Records
=-=-=

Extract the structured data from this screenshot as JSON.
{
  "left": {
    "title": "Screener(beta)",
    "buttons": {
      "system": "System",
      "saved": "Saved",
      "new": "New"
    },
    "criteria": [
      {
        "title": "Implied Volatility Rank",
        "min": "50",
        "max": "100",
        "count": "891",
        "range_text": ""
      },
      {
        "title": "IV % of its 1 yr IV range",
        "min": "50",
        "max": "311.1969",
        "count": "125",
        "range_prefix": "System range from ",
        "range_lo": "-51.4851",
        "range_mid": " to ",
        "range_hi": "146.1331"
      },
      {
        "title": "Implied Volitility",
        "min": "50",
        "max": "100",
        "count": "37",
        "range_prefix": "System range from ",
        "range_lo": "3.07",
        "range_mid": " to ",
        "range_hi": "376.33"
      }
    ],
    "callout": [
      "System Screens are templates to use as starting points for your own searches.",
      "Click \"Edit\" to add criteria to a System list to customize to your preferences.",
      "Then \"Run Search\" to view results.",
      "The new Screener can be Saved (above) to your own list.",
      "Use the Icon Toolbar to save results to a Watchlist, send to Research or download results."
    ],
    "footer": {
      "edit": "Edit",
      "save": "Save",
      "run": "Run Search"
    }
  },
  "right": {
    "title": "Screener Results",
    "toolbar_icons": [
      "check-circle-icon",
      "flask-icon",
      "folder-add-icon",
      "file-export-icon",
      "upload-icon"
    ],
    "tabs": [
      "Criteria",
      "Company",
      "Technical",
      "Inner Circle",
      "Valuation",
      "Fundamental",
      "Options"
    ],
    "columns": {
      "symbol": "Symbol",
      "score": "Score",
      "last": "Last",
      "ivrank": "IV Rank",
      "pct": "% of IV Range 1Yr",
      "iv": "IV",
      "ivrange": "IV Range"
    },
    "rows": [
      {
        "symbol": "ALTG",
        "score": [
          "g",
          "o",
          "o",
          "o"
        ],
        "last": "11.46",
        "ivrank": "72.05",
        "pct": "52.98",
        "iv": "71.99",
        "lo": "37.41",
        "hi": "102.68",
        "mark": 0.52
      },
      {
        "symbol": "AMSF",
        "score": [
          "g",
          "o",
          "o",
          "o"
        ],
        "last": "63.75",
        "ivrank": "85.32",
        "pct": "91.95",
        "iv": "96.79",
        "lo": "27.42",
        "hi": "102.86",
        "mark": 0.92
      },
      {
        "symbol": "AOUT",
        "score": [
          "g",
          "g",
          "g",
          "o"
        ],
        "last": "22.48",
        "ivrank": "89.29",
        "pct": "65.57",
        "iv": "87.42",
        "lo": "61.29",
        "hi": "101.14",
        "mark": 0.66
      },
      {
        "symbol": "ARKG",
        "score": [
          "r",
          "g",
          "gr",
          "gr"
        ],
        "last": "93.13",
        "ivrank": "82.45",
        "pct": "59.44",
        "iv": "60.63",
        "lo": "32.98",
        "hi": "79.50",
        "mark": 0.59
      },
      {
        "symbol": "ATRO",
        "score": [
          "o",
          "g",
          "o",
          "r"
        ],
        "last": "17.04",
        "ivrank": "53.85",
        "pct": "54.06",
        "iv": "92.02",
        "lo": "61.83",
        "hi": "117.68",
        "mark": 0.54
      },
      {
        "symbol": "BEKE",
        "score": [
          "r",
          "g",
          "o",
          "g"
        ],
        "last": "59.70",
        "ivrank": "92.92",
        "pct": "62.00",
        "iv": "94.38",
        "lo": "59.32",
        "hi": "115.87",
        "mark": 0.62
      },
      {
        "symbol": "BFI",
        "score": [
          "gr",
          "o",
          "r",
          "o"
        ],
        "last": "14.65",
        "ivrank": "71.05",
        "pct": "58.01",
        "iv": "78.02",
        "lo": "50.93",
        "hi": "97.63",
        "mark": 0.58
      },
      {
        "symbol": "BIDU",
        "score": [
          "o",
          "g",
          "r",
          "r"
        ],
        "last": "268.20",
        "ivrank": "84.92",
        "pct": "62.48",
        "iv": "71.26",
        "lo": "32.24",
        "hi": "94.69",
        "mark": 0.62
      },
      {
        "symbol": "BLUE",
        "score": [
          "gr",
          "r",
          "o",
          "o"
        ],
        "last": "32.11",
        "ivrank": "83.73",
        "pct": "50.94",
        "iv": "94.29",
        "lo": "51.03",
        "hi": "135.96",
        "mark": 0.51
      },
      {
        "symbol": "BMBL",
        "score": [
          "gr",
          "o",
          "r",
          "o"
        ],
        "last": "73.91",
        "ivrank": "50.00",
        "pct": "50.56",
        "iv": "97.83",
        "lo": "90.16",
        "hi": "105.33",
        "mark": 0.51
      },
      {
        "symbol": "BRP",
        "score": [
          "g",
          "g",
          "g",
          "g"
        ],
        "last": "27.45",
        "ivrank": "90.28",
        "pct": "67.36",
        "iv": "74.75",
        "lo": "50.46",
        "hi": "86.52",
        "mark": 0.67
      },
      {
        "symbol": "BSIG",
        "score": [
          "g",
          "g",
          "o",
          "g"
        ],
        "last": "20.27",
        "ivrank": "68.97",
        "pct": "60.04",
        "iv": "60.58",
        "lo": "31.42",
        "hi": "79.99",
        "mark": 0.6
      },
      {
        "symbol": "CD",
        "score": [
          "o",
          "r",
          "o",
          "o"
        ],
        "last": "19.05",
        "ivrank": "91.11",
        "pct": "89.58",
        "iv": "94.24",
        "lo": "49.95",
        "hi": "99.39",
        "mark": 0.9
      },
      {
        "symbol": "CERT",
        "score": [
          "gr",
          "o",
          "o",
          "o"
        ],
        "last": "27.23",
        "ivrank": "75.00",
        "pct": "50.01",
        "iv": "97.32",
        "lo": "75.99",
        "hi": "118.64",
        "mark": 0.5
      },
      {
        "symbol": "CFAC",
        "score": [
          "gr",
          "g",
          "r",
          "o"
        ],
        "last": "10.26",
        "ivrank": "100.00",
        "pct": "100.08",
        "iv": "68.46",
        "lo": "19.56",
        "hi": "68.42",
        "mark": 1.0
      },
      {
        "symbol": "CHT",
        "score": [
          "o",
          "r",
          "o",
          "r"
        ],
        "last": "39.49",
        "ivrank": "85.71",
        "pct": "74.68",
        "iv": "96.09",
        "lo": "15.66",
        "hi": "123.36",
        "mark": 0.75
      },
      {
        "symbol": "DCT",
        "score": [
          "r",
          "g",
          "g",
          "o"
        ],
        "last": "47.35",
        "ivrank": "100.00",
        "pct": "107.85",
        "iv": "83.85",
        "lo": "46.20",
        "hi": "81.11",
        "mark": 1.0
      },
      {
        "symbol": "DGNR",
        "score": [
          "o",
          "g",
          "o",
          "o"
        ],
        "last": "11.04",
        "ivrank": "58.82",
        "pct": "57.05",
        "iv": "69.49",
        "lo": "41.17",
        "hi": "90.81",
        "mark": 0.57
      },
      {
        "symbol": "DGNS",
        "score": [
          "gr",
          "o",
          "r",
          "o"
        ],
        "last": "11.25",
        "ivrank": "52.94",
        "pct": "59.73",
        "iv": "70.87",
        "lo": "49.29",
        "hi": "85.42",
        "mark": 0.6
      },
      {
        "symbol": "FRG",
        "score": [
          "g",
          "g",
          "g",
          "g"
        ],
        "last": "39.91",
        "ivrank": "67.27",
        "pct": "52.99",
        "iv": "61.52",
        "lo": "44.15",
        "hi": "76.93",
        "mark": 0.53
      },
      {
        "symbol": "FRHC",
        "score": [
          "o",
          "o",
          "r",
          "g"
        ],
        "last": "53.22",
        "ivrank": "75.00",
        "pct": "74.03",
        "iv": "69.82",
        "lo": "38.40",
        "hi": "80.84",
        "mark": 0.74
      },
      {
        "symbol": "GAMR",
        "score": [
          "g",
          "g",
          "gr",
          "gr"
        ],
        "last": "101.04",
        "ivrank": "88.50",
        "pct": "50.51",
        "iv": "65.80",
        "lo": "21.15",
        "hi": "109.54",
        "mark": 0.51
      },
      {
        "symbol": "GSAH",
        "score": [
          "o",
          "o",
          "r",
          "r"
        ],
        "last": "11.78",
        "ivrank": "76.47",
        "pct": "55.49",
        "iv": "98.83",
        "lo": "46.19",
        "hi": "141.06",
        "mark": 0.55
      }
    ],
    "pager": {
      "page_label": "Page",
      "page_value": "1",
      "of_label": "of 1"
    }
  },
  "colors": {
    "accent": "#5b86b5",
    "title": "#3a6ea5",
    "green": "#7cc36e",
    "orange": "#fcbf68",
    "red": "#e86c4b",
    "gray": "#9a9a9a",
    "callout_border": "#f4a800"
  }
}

=-=-=

TASK PROMPT
From the data above, show each line that contains "title".

RESPONSE
    "title": "Screener(beta)",
        "title": "Implied Volatility Rank",
        "title": "IV % of its 1 yr IV range",
        "title": "Implied Volitility",
    "title": "Screener Results",
    "title": "#3a6ea5",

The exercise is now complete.